**PROBLEM TO SOLVE:** Every record must appear in your copy exactly as written, with no pictures.

Data excerpts

..........

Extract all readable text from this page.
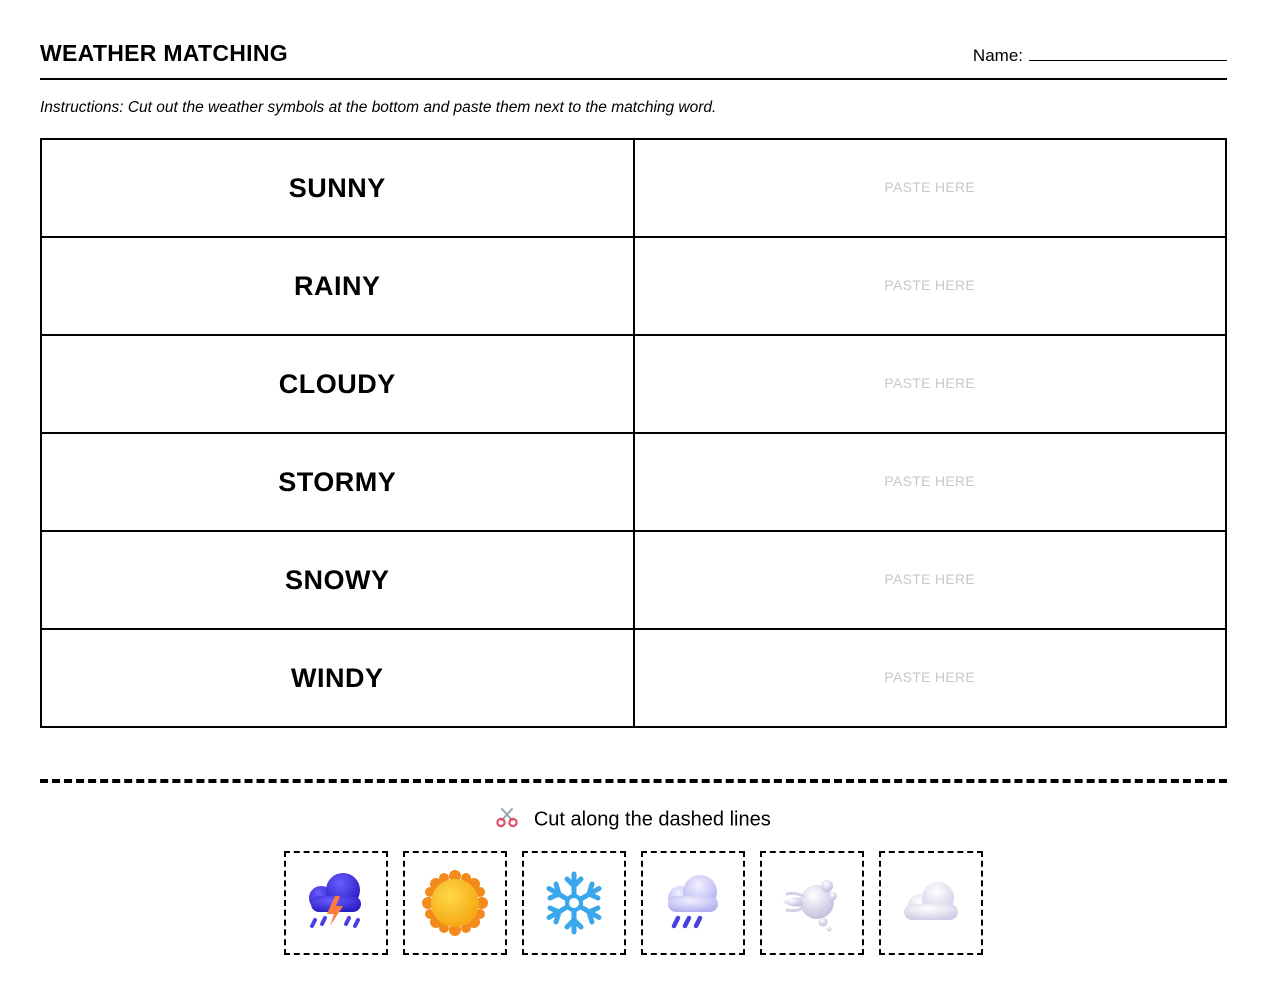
WEATHER MATCHING	Name:
Instructions: Cut out the weather symbols at the bottom and paste them next to the matching word.
SUNNY	PASTE HERE
RAINY	PASTE HERE
CLOUDY	PASTE HERE
STORMY	PASTE HERE
SNOWY	PASTE HERE
WINDY	PASTE HERE
Cut along the dashed lines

..........

**FULL ANSWER:**
Extract all readable text from this page.
WEATHER MATCHING	Name:
Instructions: Cut out the weather symbols at the bottom and paste them next to the matching word.
SUNNY	PASTE HERE
RAINY	PASTE HERE
CLOUDY	PASTE HERE
STORMY	PASTE HERE
SNOWY	PASTE HERE
WINDY	PASTE HERE
Cut along the dashed lines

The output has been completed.